AIM OF THE EXERCISE —
Your task is to output the entries below word for word.

Start INFORMATION GIVEN

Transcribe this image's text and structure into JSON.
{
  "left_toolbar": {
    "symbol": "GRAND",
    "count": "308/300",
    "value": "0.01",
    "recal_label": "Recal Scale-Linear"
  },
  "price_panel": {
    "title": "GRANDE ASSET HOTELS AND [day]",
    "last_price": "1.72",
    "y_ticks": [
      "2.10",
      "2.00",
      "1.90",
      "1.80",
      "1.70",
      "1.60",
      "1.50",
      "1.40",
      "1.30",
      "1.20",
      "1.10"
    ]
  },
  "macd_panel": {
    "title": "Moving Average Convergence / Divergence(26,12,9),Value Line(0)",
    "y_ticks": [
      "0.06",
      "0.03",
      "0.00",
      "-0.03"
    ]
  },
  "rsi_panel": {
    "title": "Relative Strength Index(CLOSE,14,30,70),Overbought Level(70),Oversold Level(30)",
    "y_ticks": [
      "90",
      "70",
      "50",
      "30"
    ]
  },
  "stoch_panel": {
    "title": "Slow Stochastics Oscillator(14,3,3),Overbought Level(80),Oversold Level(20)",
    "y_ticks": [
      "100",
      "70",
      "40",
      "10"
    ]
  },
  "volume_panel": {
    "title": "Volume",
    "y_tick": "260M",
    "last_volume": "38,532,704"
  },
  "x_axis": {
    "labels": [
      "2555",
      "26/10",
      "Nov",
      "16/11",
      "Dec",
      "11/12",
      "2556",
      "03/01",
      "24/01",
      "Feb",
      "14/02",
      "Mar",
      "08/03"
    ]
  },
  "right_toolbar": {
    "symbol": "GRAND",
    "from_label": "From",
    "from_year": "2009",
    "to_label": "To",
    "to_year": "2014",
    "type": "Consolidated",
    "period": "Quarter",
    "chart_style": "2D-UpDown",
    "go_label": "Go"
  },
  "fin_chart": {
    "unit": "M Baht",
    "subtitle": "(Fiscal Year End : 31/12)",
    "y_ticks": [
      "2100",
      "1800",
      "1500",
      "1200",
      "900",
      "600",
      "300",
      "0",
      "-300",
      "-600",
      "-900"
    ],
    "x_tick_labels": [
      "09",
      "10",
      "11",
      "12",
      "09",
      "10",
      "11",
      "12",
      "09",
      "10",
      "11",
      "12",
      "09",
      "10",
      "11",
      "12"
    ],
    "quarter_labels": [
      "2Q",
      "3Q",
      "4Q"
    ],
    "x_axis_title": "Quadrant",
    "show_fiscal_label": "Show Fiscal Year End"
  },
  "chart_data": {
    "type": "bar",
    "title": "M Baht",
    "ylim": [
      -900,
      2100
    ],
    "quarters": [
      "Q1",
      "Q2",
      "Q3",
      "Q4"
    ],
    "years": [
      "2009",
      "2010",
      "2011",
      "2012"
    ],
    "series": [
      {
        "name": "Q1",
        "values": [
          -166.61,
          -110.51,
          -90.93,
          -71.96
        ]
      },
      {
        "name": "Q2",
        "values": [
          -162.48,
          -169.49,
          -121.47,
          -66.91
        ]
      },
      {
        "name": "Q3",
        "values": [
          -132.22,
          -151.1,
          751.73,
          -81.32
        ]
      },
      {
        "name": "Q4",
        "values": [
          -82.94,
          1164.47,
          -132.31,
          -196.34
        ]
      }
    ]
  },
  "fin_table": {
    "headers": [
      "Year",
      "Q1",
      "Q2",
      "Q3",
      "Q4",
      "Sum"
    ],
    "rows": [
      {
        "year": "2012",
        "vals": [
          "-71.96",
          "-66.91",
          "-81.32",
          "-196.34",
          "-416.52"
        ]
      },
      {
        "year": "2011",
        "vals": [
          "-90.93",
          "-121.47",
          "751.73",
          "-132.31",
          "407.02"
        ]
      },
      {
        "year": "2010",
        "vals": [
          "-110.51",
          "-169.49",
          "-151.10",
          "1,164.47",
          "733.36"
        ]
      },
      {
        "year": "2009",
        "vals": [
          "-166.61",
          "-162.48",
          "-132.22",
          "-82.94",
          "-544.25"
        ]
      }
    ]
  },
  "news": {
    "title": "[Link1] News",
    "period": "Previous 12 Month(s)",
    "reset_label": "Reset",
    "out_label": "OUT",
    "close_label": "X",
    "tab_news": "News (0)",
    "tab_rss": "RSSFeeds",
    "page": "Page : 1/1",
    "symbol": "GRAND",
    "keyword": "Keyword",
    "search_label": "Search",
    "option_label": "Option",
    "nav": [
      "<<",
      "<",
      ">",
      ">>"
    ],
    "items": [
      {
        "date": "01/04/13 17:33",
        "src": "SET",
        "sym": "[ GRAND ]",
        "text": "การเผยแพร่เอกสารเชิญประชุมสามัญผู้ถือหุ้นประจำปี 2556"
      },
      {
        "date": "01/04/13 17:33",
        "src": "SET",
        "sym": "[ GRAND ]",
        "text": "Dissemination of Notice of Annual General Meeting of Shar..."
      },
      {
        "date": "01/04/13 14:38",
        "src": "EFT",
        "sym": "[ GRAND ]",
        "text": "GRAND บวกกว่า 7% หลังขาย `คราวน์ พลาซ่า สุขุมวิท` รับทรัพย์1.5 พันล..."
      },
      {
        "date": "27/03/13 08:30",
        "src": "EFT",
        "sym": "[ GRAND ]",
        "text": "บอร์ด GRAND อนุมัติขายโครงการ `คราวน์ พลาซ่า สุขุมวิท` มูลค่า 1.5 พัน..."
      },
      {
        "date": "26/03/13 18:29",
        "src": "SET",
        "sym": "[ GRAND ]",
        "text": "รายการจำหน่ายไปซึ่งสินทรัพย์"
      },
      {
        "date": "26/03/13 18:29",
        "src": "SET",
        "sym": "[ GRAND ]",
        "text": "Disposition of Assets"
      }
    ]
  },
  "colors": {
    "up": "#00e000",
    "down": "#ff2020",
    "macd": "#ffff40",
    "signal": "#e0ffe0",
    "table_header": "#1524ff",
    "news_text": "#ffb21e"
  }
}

End INFORMATION GIVEN

THE ANSWER —
Transcribe this image's text and structure into JSON.
{
  "left_toolbar": {
    "symbol": "GRAND",
    "count": "308/300",
    "value": "0.01",
    "recal_label": "Recal Scale-Linear"
  },
  "price_panel": {
    "title": "GRANDE ASSET HOTELS AND [day]",
    "last_price": "1.72",
    "y_ticks": [
      "2.10",
      "2.00",
      "1.90",
      "1.80",
      "1.70",
      "1.60",
      "1.50",
      "1.40",
      "1.30",
      "1.20",
      "1.10"
    ]
  },
  "macd_panel": {
    "title": "Moving Average Convergence / Divergence(26,12,9),Value Line(0)",
    "y_ticks": [
      "0.06",
      "0.03",
      "0.00",
      "-0.03"
    ]
  },
  "rsi_panel": {
    "title": "Relative Strength Index(CLOSE,14,30,70),Overbought Level(70),Oversold Level(30)",
    "y_ticks": [
      "90",
      "70",
      "50",
      "30"
    ]
  },
  "stoch_panel": {
    "title": "Slow Stochastics Oscillator(14,3,3),Overbought Level(80),Oversold Level(20)",
    "y_ticks": [
      "100",
      "70",
      "40",
      "10"
    ]
  },
  "volume_panel": {
    "title": "Volume",
    "y_tick": "260M",
    "last_volume": "38,532,704"
  },
  "x_axis": {
    "labels": [
      "2555",
      "26/10",
      "Nov",
      "16/11",
      "Dec",
      "11/12",
      "2556",
      "03/01",
      "24/01",
      "Feb",
      "14/02",
      "Mar",
      "08/03"
    ]
  },
  "right_toolbar": {
    "symbol": "GRAND",
    "from_label": "From",
    "from_year": "2009",
    "to_label": "To",
    "to_year": "2014",
    "type": "Consolidated",
    "period": "Quarter",
    "chart_style": "2D-UpDown",
    "go_label": "Go"
  },
  "fin_chart": {
    "unit": "M Baht",
    "subtitle": "(Fiscal Year End : 31/12)",
    "y_ticks": [
      "2100",
      "1800",
      "1500",
      "1200",
      "900",
      "600",
      "300",
      "0",
      "-300",
      "-600",
      "-900"
    ],
    "x_tick_labels": [
      "09",
      "10",
      "11",
      "12",
      "09",
      "10",
      "11",
      "12",
      "09",
      "10",
      "11",
      "12",
      "09",
      "10",
      "11",
      "12"
    ],
    "quarter_labels": [
      "2Q",
      "3Q",
      "4Q"
    ],
    "x_axis_title": "Quadrant",
    "show_fiscal_label": "Show Fiscal Year End"
  },
  "chart_data": {
    "type": "bar",
    "title": "M Baht",
    "ylim": [
      -900,
      2100
    ],
    "quarters": [
      "Q1",
      "Q2",
      "Q3",
      "Q4"
    ],
    "years": [
      "2009",
      "2010",
      "2011",
      "2012"
    ],
    "series": [
      {
        "name": "Q1",
        "values": [
          -166.61,
          -110.51,
          -90.93,
          -71.96
        ]
      },
      {
        "name": "Q2",
        "values": [
          -162.48,
          -169.49,
          -121.47,
          -66.91
        ]
      },
      {
        "name": "Q3",
        "values": [
          -132.22,
          -151.1,
          751.73,
          -81.32
        ]
      },
      {
        "name": "Q4",
        "values": [
          -82.94,
          1164.47,
          -132.31,
          -196.34
        ]
      }
    ]
  },
  "fin_table": {
    "headers": [
      "Year",
      "Q1",
      "Q2",
      "Q3",
      "Q4",
      "Sum"
    ],
    "rows": [
      {
        "year": "2012",
        "vals": [
          "-71.96",
          "-66.91",
          "-81.32",
          "-196.34",
          "-416.52"
        ]
      },
      {
        "year": "2011",
        "vals": [
          "-90.93",
          "-121.47",
          "751.73",
          "-132.31",
          "407.02"
        ]
      },
      {
        "year": "2010",
        "vals": [
          "-110.51",
          "-169.49",
          "-151.10",
          "1,164.47",
          "733.36"
        ]
      },
      {
        "year": "2009",
        "vals": [
          "-166.61",
          "-162.48",
          "-132.22",
          "-82.94",
          "-544.25"
        ]
      }
    ]
  },
  "news": {
    "title": "[Link1] News",
    "period": "Previous 12 Month(s)",
    "reset_label": "Reset",
    "out_label": "OUT",
    "close_label": "X",
    "tab_news": "News (0)",
    "tab_rss": "RSSFeeds",
    "page": "Page : 1/1",
    "symbol": "GRAND",
    "keyword": "Keyword",
    "search_label": "Search",
    "option_label": "Option",
    "nav": [
      "<<",
      "<",
      ">",
      ">>"
    ],
    "items": [
      {
        "date": "01/04/13 17:33",
        "src": "SET",
        "sym": "[ GRAND ]",
        "text": "การเผยแพร่เอกสารเชิญประชุมสามัญผู้ถือหุ้นประจำปี 2556"
      },
      {
        "date": "01/04/13 17:33",
        "src": "SET",
        "sym": "[ GRAND ]",
        "text": "Dissemination of Notice of Annual General Meeting of Shar..."
      },
      {
        "date": "01/04/13 14:38",
        "src": "EFT",
        "sym": "[ GRAND ]",
        "text": "GRAND บวกกว่า 7% หลังขาย `คราวน์ พลาซ่า สุขุมวิท` รับทรัพย์1.5 พันล..."
      },
      {
        "date": "27/03/13 08:30",
        "src": "EFT",
        "sym": "[ GRAND ]",
        "text": "บอร์ด GRAND อนุมัติขายโครงการ `คราวน์ พลาซ่า สุขุมวิท` มูลค่า 1.5 พัน..."
      },
      {
        "date": "26/03/13 18:29",
        "src": "SET",
        "sym": "[ GRAND ]",
        "text": "รายการจำหน่ายไปซึ่งสินทรัพย์"
      },
      {
        "date": "26/03/13 18:29",
        "src": "SET",
        "sym": "[ GRAND ]",
        "text": "Disposition of Assets"
      }
    ]
  },
  "colors": {
    "up": "#00e000",
    "down": "#ff2020",
    "macd": "#ffff40",
    "signal": "#e0ffe0",
    "table_header": "#1524ff",
    "news_text": "#ffb21e"
  }
}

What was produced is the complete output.